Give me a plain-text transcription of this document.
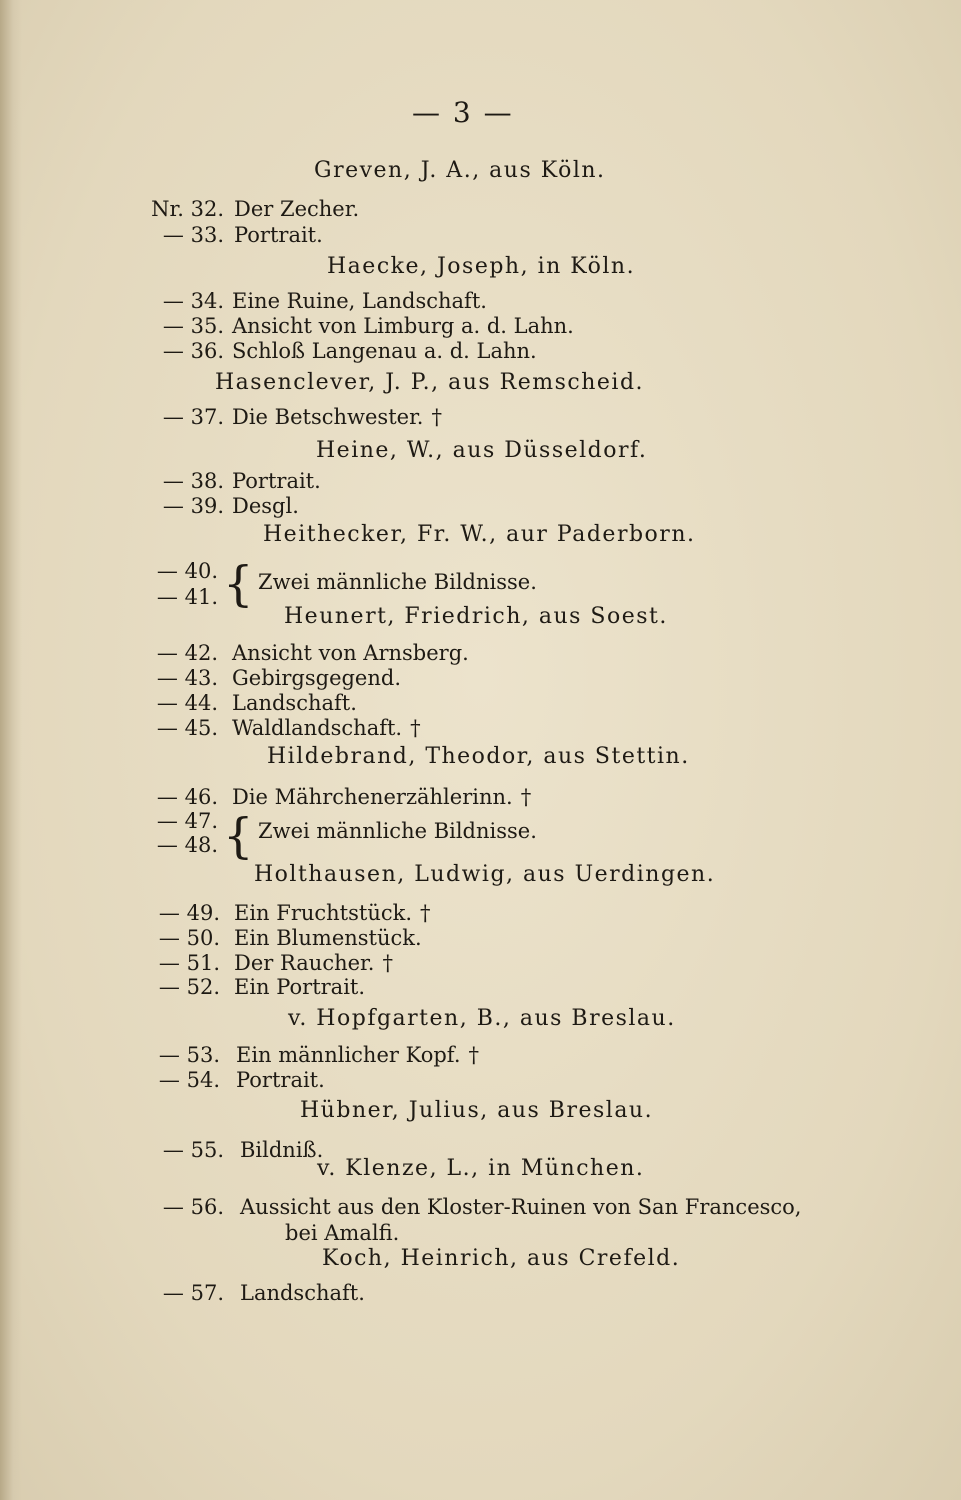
— 3 —
Greven, J. A., aus Köln.
Nr. 32. Der Zecher.
— 33. Portrait.
Haecke, Joseph, in Köln.
— 34. Eine Ruine, Landschaft.
— 35. Ansicht von Limburg a. d. Lahn.
— 36. Schloß Langenau a. d. Lahn.
Hasenclever, J. P., aus Remscheid.
— 37. Die Betschwester. †
Heine, W., aus Düsseldorf.
— 38. Portrait.
— 39. Desgl.
Heithecker, Fr. W., aur Paderborn.
— 40.
— 41. { Zwei männliche Bildnisse.
Heunert, Friedrich, aus Soest.
— 42. Ansicht von Arnsberg.
— 43. Gebirgsgegend.
— 44. Landschaft.
— 45. Waldlandschaft. †
Hildebrand, Theodor, aus Stettin.
— 46. Die Mährchenerzählerinn. †
— 47.
— 48. { Zwei männliche Bildnisse.
Holthausen, Ludwig, aus Uerdingen.
— 49. Ein Fruchtstück. †
— 50. Ein Blumenstück.
— 51. Der Raucher. †
— 52. Ein Portrait.
v. Hopfgarten, B., aus Breslau.
— 53. Ein männlicher Kopf. †
— 54. Portrait.
Hübner, Julius, aus Breslau.
— 55. Bildniß.
v. Klenze, L., in München.
— 56. Aussicht aus den Kloster-Ruinen von San Francesco,
bei Amalfi.
Koch, Heinrich, aus Crefeld.
— 57. Landschaft.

◆ ◆ ◆ ◆ ◆ ◆ ◆

→ **Stated exercise**:
Print all of the entries word for word. Omit the pictures they contain.

→ **Solution**:
Give me a plain-text transcription of this document.
— 3 —
Greven, J. A., aus Köln.
Nr. 32. Der Zecher.
— 33. Portrait.
Haecke, Joseph, in Köln.
— 34. Eine Ruine, Landschaft.
— 35. Ansicht von Limburg a. d. Lahn.
— 36. Schloß Langenau a. d. Lahn.
Hasenclever, J. P., aus Remscheid.
— 37. Die Betschwester. †
Heine, W., aus Düsseldorf.
— 38. Portrait.
— 39. Desgl.
Heithecker, Fr. W., aur Paderborn.
— 40.
— 41. { Zwei männliche Bildnisse.
Heunert, Friedrich, aus Soest.
— 42. Ansicht von Arnsberg.
— 43. Gebirgsgegend.
— 44. Landschaft.
— 45. Waldlandschaft. †
Hildebrand, Theodor, aus Stettin.
— 46. Die Mährchenerzählerinn. †
— 47.
— 48. { Zwei männliche Bildnisse.
Holthausen, Ludwig, aus Uerdingen.
— 49. Ein Fruchtstück. †
— 50. Ein Blumenstück.
— 51. Der Raucher. †
— 52. Ein Portrait.
v. Hopfgarten, B., aus Breslau.
— 53. Ein männlicher Kopf. †
— 54. Portrait.
Hübner, Julius, aus Breslau.
— 55. Bildniß.
v. Klenze, L., in München.
— 56. Aussicht aus den Kloster-Ruinen von San Francesco,
bei Amalfi.
Koch, Heinrich, aus Crefeld.
— 57. Landschaft.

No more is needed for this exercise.